● **EXERCISE BRIEF**
Rewrite every line of the listing below, putting "menu-link" wherever "nav-item" appears and leaving everything else unchanged.

● **MATERIAL FOR THIS EXERCISE**
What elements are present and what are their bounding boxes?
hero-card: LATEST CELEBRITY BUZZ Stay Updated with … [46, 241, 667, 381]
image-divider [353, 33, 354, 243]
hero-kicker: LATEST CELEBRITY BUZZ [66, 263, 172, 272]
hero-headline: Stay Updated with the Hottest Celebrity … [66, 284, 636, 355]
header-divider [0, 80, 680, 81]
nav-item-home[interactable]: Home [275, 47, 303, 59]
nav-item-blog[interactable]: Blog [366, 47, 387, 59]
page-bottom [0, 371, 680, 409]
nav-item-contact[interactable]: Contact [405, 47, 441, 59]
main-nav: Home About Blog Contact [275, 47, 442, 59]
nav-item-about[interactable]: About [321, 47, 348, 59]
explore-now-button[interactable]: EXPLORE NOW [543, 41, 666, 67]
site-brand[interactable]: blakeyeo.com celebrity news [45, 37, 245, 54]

● **RESPONSE**
What elements are present and what are their bounding boxes?
hero-card: LATEST CELEBRITY BUZZ Stay Updated with … [46, 241, 667, 381]
image-divider [353, 33, 354, 243]
hero-kicker: LATEST CELEBRITY BUZZ [66, 263, 172, 272]
hero-headline: Stay Updated with the Hottest Celebrity … [66, 284, 636, 355]
header-divider [0, 80, 680, 81]
menu-link-home[interactable]: Home [275, 47, 303, 59]
menu-link-blog[interactable]: Blog [366, 47, 387, 59]
page-bottom [0, 371, 680, 409]
menu-link-contact[interactable]: Contact [405, 47, 441, 59]
main-nav: Home About Blog Contact [275, 47, 442, 59]
menu-link-about[interactable]: About [321, 47, 348, 59]
explore-now-button[interactable]: EXPLORE NOW [543, 41, 666, 67]
site-brand[interactable]: blakeyeo.com celebrity news [45, 37, 245, 54]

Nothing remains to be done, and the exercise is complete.